AIM: In full and without deviation, write out the entries that follow.

Start MATERIALS PROVIDED

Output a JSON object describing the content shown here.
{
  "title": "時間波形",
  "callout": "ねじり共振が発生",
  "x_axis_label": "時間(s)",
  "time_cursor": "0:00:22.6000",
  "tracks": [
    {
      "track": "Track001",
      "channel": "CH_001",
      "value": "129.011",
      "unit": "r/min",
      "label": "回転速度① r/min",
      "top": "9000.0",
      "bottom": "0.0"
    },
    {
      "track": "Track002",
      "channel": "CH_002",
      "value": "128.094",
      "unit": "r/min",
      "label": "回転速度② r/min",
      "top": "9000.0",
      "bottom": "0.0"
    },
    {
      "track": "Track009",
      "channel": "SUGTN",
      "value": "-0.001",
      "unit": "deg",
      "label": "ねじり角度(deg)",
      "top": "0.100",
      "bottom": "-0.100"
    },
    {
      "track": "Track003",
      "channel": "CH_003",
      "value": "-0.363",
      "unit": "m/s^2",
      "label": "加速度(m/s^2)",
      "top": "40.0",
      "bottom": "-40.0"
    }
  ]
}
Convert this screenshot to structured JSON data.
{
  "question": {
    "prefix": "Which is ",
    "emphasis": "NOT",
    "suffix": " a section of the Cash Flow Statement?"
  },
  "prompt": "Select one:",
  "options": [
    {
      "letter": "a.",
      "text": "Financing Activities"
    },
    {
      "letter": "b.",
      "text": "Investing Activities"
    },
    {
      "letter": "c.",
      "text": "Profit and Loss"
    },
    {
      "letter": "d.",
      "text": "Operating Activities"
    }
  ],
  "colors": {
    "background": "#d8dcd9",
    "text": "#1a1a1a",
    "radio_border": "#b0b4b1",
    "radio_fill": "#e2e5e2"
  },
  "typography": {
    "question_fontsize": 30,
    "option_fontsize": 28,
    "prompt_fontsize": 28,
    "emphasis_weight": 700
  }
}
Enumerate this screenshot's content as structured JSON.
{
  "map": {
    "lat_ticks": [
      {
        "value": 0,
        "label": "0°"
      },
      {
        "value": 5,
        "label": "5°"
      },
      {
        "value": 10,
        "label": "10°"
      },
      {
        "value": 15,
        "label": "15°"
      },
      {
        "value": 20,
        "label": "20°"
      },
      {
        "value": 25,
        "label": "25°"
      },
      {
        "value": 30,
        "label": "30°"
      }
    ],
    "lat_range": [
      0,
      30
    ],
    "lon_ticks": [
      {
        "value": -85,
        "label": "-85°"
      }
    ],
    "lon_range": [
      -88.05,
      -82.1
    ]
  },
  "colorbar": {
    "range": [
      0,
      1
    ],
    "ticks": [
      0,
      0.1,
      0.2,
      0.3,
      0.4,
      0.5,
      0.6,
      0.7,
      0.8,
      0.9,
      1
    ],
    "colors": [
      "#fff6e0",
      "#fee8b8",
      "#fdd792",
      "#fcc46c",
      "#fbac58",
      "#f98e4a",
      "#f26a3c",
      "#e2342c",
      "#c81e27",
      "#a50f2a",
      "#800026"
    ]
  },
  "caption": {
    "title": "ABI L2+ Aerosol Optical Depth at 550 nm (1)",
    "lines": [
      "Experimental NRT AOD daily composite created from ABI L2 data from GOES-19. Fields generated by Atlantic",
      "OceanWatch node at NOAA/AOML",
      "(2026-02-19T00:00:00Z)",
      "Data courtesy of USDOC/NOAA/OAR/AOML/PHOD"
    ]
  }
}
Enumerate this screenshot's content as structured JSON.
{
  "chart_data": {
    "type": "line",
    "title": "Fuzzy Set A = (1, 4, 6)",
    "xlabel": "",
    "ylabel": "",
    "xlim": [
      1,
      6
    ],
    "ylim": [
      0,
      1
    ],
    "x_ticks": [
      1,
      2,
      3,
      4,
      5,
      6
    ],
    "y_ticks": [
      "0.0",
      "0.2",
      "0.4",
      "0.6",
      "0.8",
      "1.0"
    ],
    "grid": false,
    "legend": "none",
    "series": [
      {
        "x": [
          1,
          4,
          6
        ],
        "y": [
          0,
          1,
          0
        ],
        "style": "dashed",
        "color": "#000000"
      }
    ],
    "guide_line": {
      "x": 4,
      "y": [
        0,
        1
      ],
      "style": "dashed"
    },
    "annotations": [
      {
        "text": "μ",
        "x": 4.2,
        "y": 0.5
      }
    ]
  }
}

End MATERIALS PROVIDED

ANSWER TO THIS TASK:
Output a JSON object describing the content shown here.
{
  "title": "時間波形",
  "callout": "ねじり共振が発生",
  "x_axis_label": "時間(s)",
  "time_cursor": "0:00:22.6000",
  "tracks": [
    {
      "track": "Track001",
      "channel": "CH_001",
      "value": "129.011",
      "unit": "r/min",
      "label": "回転速度① r/min",
      "top": "9000.0",
      "bottom": "0.0"
    },
    {
      "track": "Track002",
      "channel": "CH_002",
      "value": "128.094",
      "unit": "r/min",
      "label": "回転速度② r/min",
      "top": "9000.0",
      "bottom": "0.0"
    },
    {
      "track": "Track009",
      "channel": "SUGTN",
      "value": "-0.001",
      "unit": "deg",
      "label": "ねじり角度(deg)",
      "top": "0.100",
      "bottom": "-0.100"
    },
    {
      "track": "Track003",
      "channel": "CH_003",
      "value": "-0.363",
      "unit": "m/s^2",
      "label": "加速度(m/s^2)",
      "top": "40.0",
      "bottom": "-40.0"
    }
  ]
}
Convert this screenshot to structured JSON data.
{
  "question": {
    "prefix": "Which is ",
    "emphasis": "NOT",
    "suffix": " a section of the Cash Flow Statement?"
  },
  "prompt": "Select one:",
  "options": [
    {
      "letter": "a.",
      "text": "Financing Activities"
    },
    {
      "letter": "b.",
      "text": "Investing Activities"
    },
    {
      "letter": "c.",
      "text": "Profit and Loss"
    },
    {
      "letter": "d.",
      "text": "Operating Activities"
    }
  ],
  "colors": {
    "background": "#d8dcd9",
    "text": "#1a1a1a",
    "radio_border": "#b0b4b1",
    "radio_fill": "#e2e5e2"
  },
  "typography": {
    "question_fontsize": 30,
    "option_fontsize": 28,
    "prompt_fontsize": 28,
    "emphasis_weight": 700
  }
}
Enumerate this screenshot's content as structured JSON.
{
  "map": {
    "lat_ticks": [
      {
        "value": 0,
        "label": "0°"
      },
      {
        "value": 5,
        "label": "5°"
      },
      {
        "value": 10,
        "label": "10°"
      },
      {
        "value": 15,
        "label": "15°"
      },
      {
        "value": 20,
        "label": "20°"
      },
      {
        "value": 25,
        "label": "25°"
      },
      {
        "value": 30,
        "label": "30°"
      }
    ],
    "lat_range": [
      0,
      30
    ],
    "lon_ticks": [
      {
        "value": -85,
        "label": "-85°"
      }
    ],
    "lon_range": [
      -88.05,
      -82.1
    ]
  },
  "colorbar": {
    "range": [
      0,
      1
    ],
    "ticks": [
      0,
      0.1,
      0.2,
      0.3,
      0.4,
      0.5,
      0.6,
      0.7,
      0.8,
      0.9,
      1
    ],
    "colors": [
      "#fff6e0",
      "#fee8b8",
      "#fdd792",
      "#fcc46c",
      "#fbac58",
      "#f98e4a",
      "#f26a3c",
      "#e2342c",
      "#c81e27",
      "#a50f2a",
      "#800026"
    ]
  },
  "caption": {
    "title": "ABI L2+ Aerosol Optical Depth at 550 nm (1)",
    "lines": [
      "Experimental NRT AOD daily composite created from ABI L2 data from GOES-19. Fields generated by Atlantic",
      "OceanWatch node at NOAA/AOML",
      "(2026-02-19T00:00:00Z)",
      "Data courtesy of USDOC/NOAA/OAR/AOML/PHOD"
    ]
  }
}
Enumerate this screenshot's content as structured JSON.
{
  "chart_data": {
    "type": "line",
    "title": "Fuzzy Set A = (1, 4, 6)",
    "xlabel": "",
    "ylabel": "",
    "xlim": [
      1,
      6
    ],
    "ylim": [
      0,
      1
    ],
    "x_ticks": [
      1,
      2,
      3,
      4,
      5,
      6
    ],
    "y_ticks": [
      "0.0",
      "0.2",
      "0.4",
      "0.6",
      "0.8",
      "1.0"
    ],
    "grid": false,
    "legend": "none",
    "series": [
      {
        "x": [
          1,
          4,
          6
        ],
        "y": [
          0,
          1,
          0
        ],
        "style": "dashed",
        "color": "#000000"
      }
    ],
    "guide_line": {
      "x": 4,
      "y": [
        0,
        1
      ],
      "style": "dashed"
    },
    "annotations": [
      {
        "text": "μ",
        "x": 4.2,
        "y": 0.5
      }
    ]
  }
}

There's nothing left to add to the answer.